> _Short task_:
Answer with a single number: the count of lines that hold "JSON".

(A run of records)
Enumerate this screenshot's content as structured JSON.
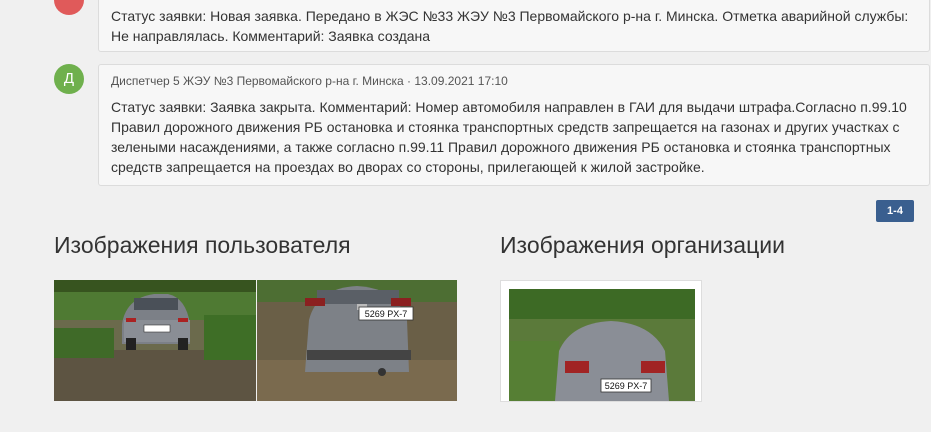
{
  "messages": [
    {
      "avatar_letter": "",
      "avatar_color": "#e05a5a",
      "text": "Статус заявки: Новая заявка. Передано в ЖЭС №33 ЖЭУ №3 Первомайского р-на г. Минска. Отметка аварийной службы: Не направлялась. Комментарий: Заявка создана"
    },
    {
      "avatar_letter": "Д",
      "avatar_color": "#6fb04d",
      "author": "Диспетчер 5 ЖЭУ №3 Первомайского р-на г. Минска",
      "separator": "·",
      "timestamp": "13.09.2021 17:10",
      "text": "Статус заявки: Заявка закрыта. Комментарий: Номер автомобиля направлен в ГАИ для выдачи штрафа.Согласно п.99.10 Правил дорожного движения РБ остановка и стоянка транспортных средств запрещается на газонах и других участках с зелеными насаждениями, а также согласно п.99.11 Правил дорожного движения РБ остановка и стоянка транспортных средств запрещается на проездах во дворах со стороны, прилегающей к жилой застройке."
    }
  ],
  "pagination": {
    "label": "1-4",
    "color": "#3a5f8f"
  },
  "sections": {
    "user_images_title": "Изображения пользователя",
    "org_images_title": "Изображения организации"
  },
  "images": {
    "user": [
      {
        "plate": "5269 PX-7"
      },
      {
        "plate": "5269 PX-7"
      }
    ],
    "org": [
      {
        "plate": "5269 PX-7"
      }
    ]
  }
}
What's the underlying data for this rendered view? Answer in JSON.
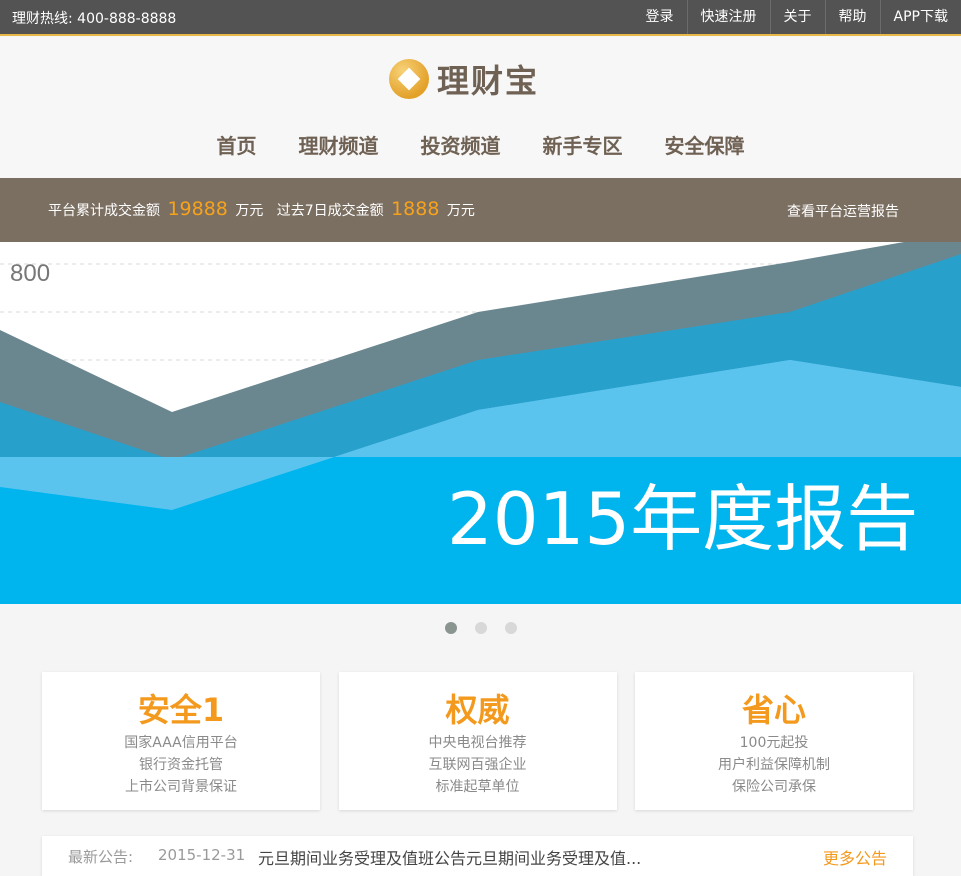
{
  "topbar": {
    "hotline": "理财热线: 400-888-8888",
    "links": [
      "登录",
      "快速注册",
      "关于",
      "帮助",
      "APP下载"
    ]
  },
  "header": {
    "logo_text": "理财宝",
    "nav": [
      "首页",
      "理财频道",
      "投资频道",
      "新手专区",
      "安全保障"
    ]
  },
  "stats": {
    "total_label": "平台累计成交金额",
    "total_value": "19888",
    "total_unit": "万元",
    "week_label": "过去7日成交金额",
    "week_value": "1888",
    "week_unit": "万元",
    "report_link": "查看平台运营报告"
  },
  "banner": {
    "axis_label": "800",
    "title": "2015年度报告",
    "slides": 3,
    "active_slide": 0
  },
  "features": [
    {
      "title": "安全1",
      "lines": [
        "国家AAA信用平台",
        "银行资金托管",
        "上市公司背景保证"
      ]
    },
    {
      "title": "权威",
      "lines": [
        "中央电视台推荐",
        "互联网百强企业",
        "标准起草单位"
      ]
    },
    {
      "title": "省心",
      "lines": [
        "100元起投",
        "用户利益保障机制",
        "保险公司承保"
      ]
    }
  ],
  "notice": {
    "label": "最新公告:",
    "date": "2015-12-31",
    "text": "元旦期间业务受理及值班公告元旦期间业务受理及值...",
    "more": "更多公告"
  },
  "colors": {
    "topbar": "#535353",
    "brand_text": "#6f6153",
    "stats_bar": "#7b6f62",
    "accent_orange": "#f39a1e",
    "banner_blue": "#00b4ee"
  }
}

> _Correct output_:
2